Print the records verbatim, beginning at the line that has "53, 134, 74]" and stopping after the line that has "30, 51, 46]".
****
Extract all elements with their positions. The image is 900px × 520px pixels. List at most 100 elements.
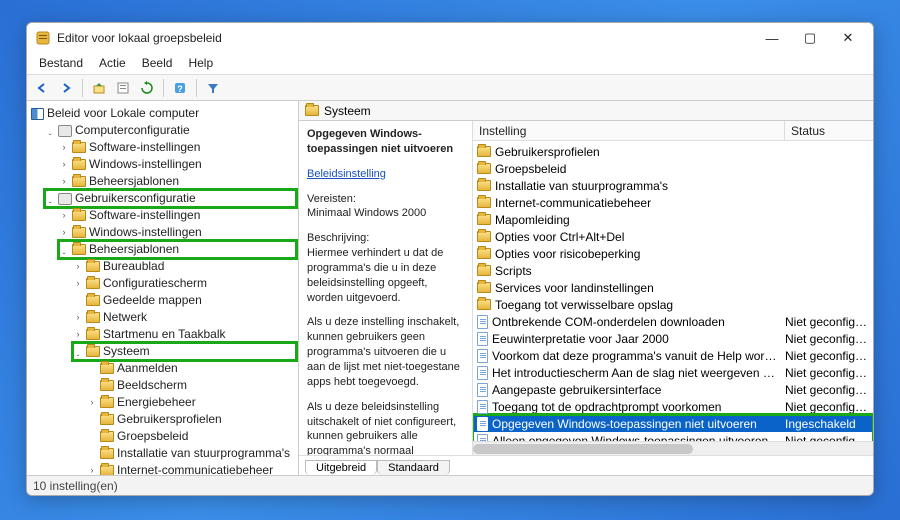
menu-action[interactable]: Actie	[91, 53, 134, 74]
tree-item[interactable]: Groepsbeleid	[87, 428, 296, 445]
tree-item[interactable]: ›Beheersjablonen	[59, 173, 296, 190]
tree-label: Computerconfiguratie	[75, 122, 190, 139]
app-icon	[35, 30, 51, 46]
tab-standard[interactable]: Standaard	[377, 460, 450, 475]
setting-label: Voorkom dat deze programma's vanuit de H…	[492, 349, 781, 363]
tree-item[interactable]: ›Netwerk	[73, 309, 296, 326]
chevron-down-icon: ˬ	[59, 245, 69, 255]
back-button[interactable]	[31, 77, 53, 99]
tree-label: Installatie van stuurprogramma's	[117, 445, 290, 462]
tree-label: Configuratiescherm	[103, 275, 207, 292]
folder-icon	[86, 261, 100, 272]
toolbar: ?	[27, 75, 873, 101]
tree-label: Gedeelde mappen	[103, 292, 202, 309]
list-setting[interactable]: Ontbrekende COM-onderdelen downloadenNie…	[473, 313, 873, 330]
description-label: Beschrijving:	[307, 232, 369, 244]
policy-icon	[31, 108, 44, 120]
folder-icon	[477, 197, 491, 208]
list-folder[interactable]: Groepsbeleid	[473, 160, 873, 177]
menu-file[interactable]: Bestand	[31, 53, 91, 74]
setting-status: Niet geconfigu...	[785, 434, 873, 442]
view-tabs: Uitgebreid Standaard	[299, 455, 873, 475]
edit-policy-link[interactable]: Beleidsinstelling	[307, 167, 464, 182]
folder-icon	[72, 142, 86, 153]
tree-label: Groepsbeleid	[117, 428, 188, 445]
setting-status: Ingeschakeld	[785, 417, 873, 431]
maximize-button[interactable]: ▢	[791, 23, 829, 53]
chevron-right-icon: ›	[59, 228, 69, 238]
minimize-button[interactable]: —	[753, 23, 791, 53]
tree-item[interactable]: Installatie van stuurprogramma's	[87, 445, 296, 462]
list-folder[interactable]: Mapomleiding	[473, 211, 873, 228]
folder-icon	[477, 180, 491, 191]
help-button[interactable]: ?	[169, 77, 191, 99]
folder-icon	[477, 265, 491, 276]
list-setting[interactable]: Toegang tot de opdrachtprompt voorkomenN…	[473, 398, 873, 415]
setting-status: Niet geconfigu...	[785, 383, 873, 397]
tree-label: Beheersjablonen	[89, 173, 179, 190]
column-setting[interactable]: Instelling	[473, 121, 785, 140]
list-folder[interactable]: Toegang tot verwisselbare opslag	[473, 296, 873, 313]
toolbar-separator	[163, 79, 164, 97]
tree-item[interactable]: Gebruikersprofielen	[87, 411, 296, 428]
up-button[interactable]	[88, 77, 110, 99]
horizontal-scrollbar[interactable]	[473, 441, 873, 455]
folder-icon	[86, 278, 100, 289]
menu-help[interactable]: Help	[180, 53, 221, 74]
tree-item[interactable]: › Configuratiescherm	[73, 275, 296, 292]
chevron-right-icon: ›	[59, 160, 69, 170]
tree-item[interactable]: ›Bureaublad	[73, 258, 296, 275]
list-setting[interactable]: Het introductiescherm Aan de slag niet w…	[473, 364, 873, 381]
list-folder[interactable]: Installatie van stuurprogramma's	[473, 177, 873, 194]
list-setting[interactable]: Alleen opgegeven Windows-toepassingen ui…	[473, 432, 873, 441]
refresh-button[interactable]	[136, 77, 158, 99]
tab-extended[interactable]: Uitgebreid	[305, 460, 377, 475]
tree-item[interactable]: › Energiebeheer	[87, 394, 296, 411]
tree-user-config[interactable]: ˬ Gebruikersconfiguratie	[45, 190, 296, 207]
list-setting[interactable]: Opgegeven Windows-toepassingen niet uitv…	[473, 415, 873, 432]
statusbar: 10 instelling(en)	[27, 475, 873, 495]
list-folder[interactable]: Internet-communicatiebeheer	[473, 194, 873, 211]
tree-admin-templates[interactable]: ˬ Beheersjablonen	[59, 241, 296, 258]
forward-button[interactable]	[55, 77, 77, 99]
list-label: Installatie van stuurprogramma's	[495, 179, 781, 193]
description-pane: Opgegeven Windows-toepassingen niet uitv…	[299, 121, 473, 455]
properties-button[interactable]	[112, 77, 134, 99]
chevron-right-icon: ›	[59, 143, 69, 153]
list-folder[interactable]: Opties voor Ctrl+Alt+Del	[473, 228, 873, 245]
list-folder[interactable]: Opties voor risicobeperking	[473, 245, 873, 262]
chevron-right-icon: ›	[87, 398, 97, 408]
tree-item[interactable]: ›Startmenu en Taakbalk	[73, 326, 296, 343]
folder-icon	[477, 299, 491, 310]
list-folder[interactable]: Gebruikersprofielen	[473, 143, 873, 160]
tree-item[interactable]: ›Internet-communicatiebeheer	[87, 462, 296, 475]
folder-icon	[86, 346, 100, 357]
tree-systeem[interactable]: ˬ Systeem	[73, 343, 296, 360]
chevron-right-icon: ›	[73, 279, 83, 289]
tree-item[interactable]: Aanmelden	[87, 360, 296, 377]
list-setting[interactable]: Eeuwinterpretatie voor Jaar 2000Niet gec…	[473, 330, 873, 347]
list-label: Internet-communicatiebeheer	[495, 196, 781, 210]
tree-pane[interactable]: Beleid voor Lokale computer ˬ Computerco…	[27, 101, 299, 475]
list-setting[interactable]: Voorkom dat deze programma's vanuit de H…	[473, 347, 873, 364]
filter-button[interactable]	[202, 77, 224, 99]
close-button[interactable]: ✕	[829, 23, 867, 53]
folder-icon	[477, 146, 491, 157]
tree-item[interactable]: ›Windows-instellingen	[59, 156, 296, 173]
tree-item[interactable]: Gedeelde mappen	[73, 292, 296, 309]
tree-item[interactable]: ›Software-instellingen	[59, 139, 296, 156]
column-status[interactable]: Status	[785, 121, 873, 140]
tree-item[interactable]: Beeldscherm	[87, 377, 296, 394]
list-folder[interactable]: Scripts	[473, 262, 873, 279]
menu-view[interactable]: Beeld	[134, 53, 181, 74]
tree-computer-config[interactable]: ˬ Computerconfiguratie	[45, 122, 296, 139]
tree-label: Energiebeheer	[117, 394, 196, 411]
list-setting[interactable]: Aangepaste gebruikersinterfaceNiet gecon…	[473, 381, 873, 398]
folder-icon	[477, 282, 491, 293]
folder-icon	[100, 380, 114, 391]
folder-icon	[86, 312, 100, 323]
tree-root[interactable]: Beleid voor Lokale computer	[31, 105, 296, 122]
tree-item[interactable]: ›Software-instellingen	[59, 207, 296, 224]
tree-item[interactable]: ›Windows-instellingen	[59, 224, 296, 241]
list-folder[interactable]: Services voor landinstellingen	[473, 279, 873, 296]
****
■ Complete output ■
menu-action[interactable]: Actie	[91, 53, 134, 74]
tree-item[interactable]: Groepsbeleid	[87, 428, 296, 445]
tree-item[interactable]: ›Beheersjablonen	[59, 173, 296, 190]
tree-label: Computerconfiguratie	[75, 122, 190, 139]
app-icon	[35, 30, 51, 46]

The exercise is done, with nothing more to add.